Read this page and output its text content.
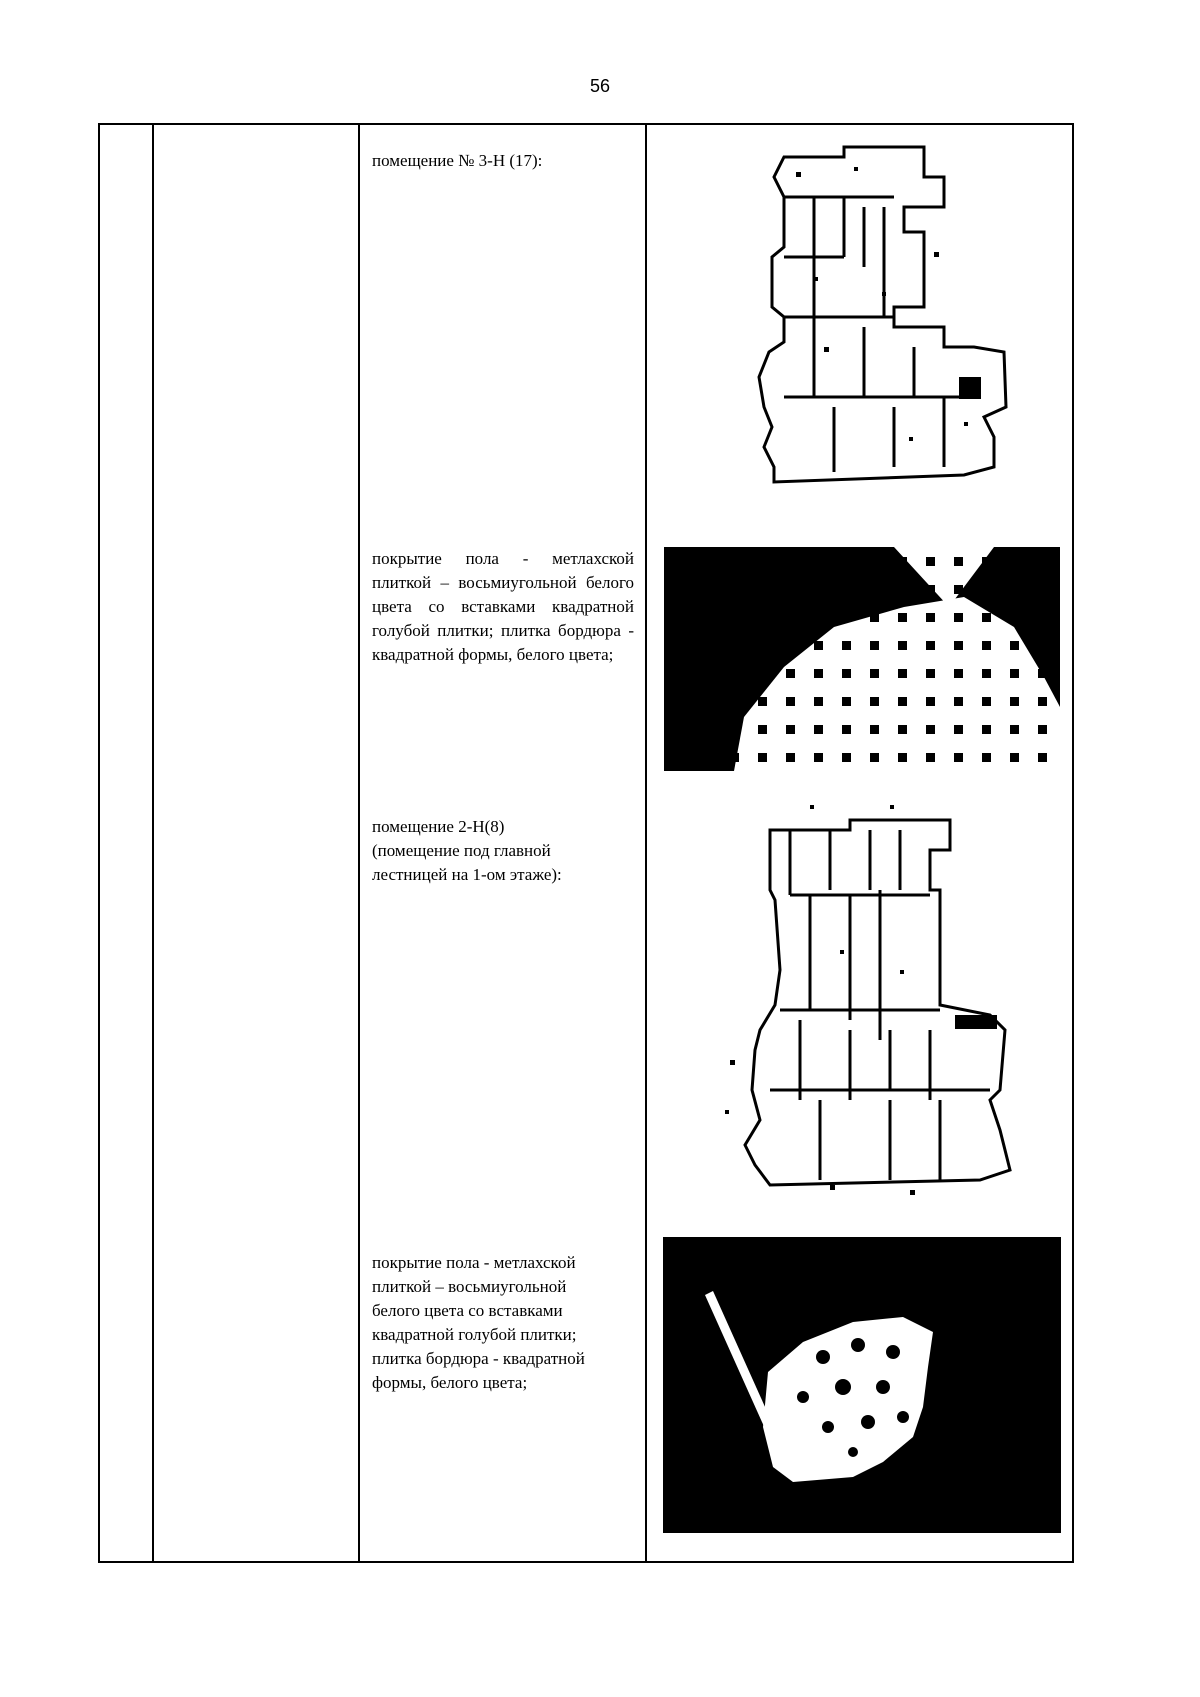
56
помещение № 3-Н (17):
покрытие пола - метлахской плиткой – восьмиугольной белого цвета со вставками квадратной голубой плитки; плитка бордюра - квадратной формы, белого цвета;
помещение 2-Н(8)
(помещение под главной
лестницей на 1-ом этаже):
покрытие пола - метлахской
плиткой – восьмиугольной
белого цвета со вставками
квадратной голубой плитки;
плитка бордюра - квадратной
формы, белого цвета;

※ ※ ※

_Exercise brief:_ Repeat each record exactly as shown above, dropping all images.

_Written reply:_
Read this page and output its text content.
56
помещение № 3-Н (17):
покрытие пола - метлахской плиткой – восьмиугольной белого цвета со вставками квадратной голубой плитки; плитка бордюра - квадратной формы, белого цвета;
помещение 2-Н(8)
(помещение под главной
лестницей на 1-ом этаже):
покрытие пола - метлахской
плиткой – восьмиугольной
белого цвета со вставками
квадратной голубой плитки;
плитка бордюра - квадратной
формы, белого цвета;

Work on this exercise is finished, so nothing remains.